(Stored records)
>> START

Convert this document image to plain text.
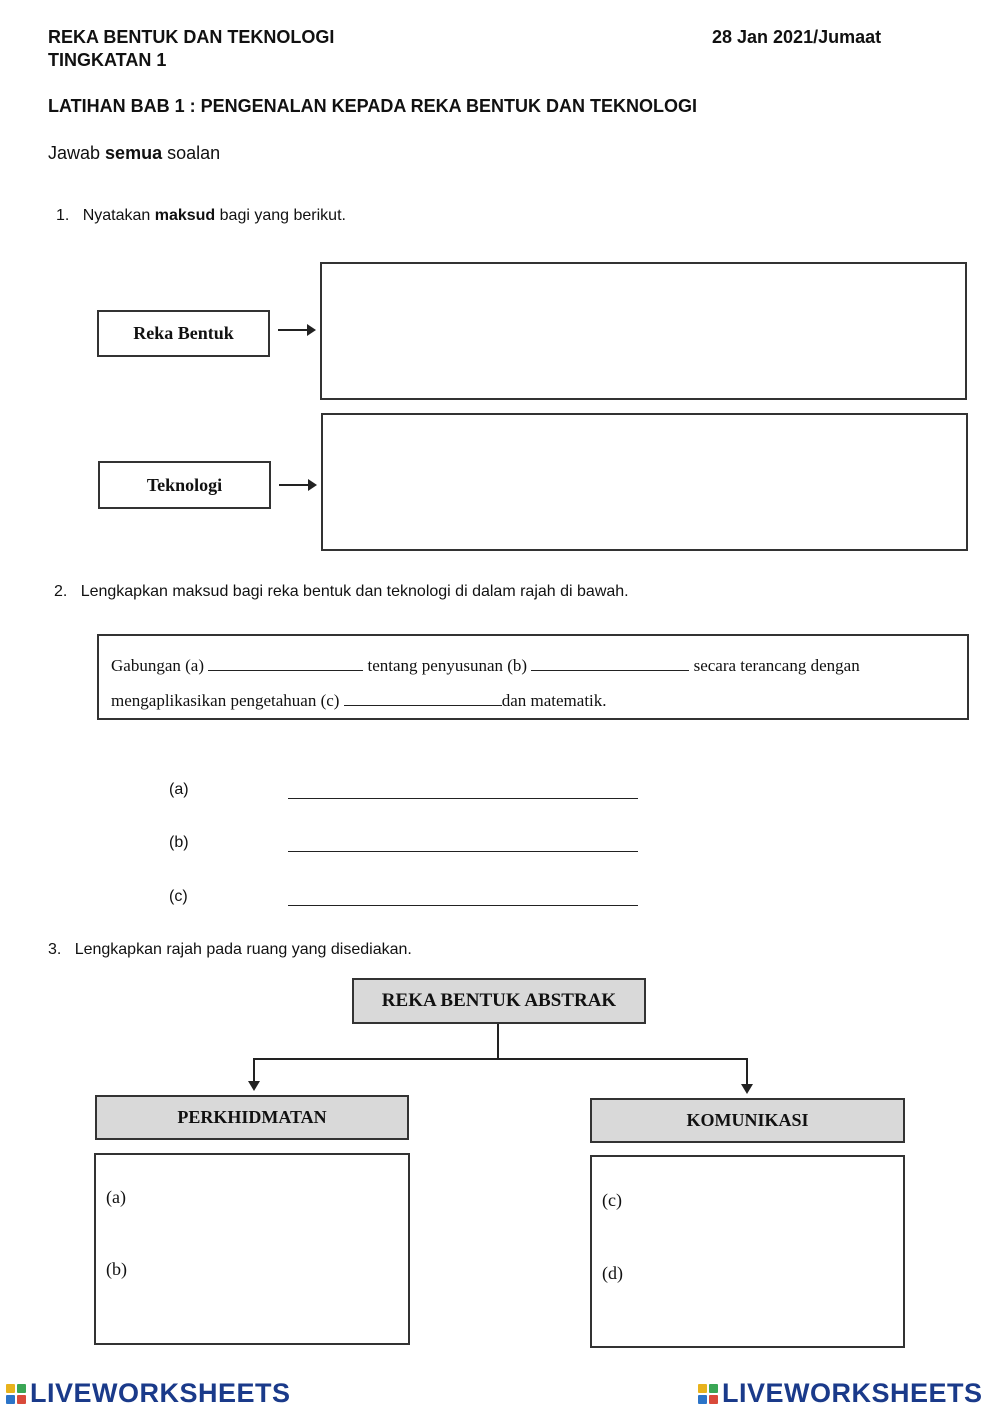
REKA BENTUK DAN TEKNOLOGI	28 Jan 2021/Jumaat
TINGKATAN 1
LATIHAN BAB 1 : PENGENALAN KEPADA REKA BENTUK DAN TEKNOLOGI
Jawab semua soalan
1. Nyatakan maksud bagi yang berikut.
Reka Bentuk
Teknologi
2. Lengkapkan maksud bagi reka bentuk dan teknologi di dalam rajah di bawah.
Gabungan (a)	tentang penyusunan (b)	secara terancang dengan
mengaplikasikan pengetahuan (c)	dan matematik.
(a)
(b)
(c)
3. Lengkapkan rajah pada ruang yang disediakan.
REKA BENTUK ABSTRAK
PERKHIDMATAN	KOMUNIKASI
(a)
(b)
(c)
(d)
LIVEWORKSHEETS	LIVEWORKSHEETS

>> END

**Exercise requirements**
Print the full listing exactly, dropping the pictures.

**Solution to the problem**
Convert this document image to plain text.
REKA BENTUK DAN TEKNOLOGI	28 Jan 2021/Jumaat
TINGKATAN 1
LATIHAN BAB 1 : PENGENALAN KEPADA REKA BENTUK DAN TEKNOLOGI
Jawab semua soalan
1. Nyatakan maksud bagi yang berikut.
Reka Bentuk
Teknologi
2. Lengkapkan maksud bagi reka bentuk dan teknologi di dalam rajah di bawah.
Gabungan (a)	tentang penyusunan (b)	secara terancang dengan
mengaplikasikan pengetahuan (c)	dan matematik.
(a)
(b)
(c)
3. Lengkapkan rajah pada ruang yang disediakan.
REKA BENTUK ABSTRAK
PERKHIDMATAN	KOMUNIKASI
(a)
(b)
(c)
(d)
LIVEWORKSHEETS	LIVEWORKSHEETS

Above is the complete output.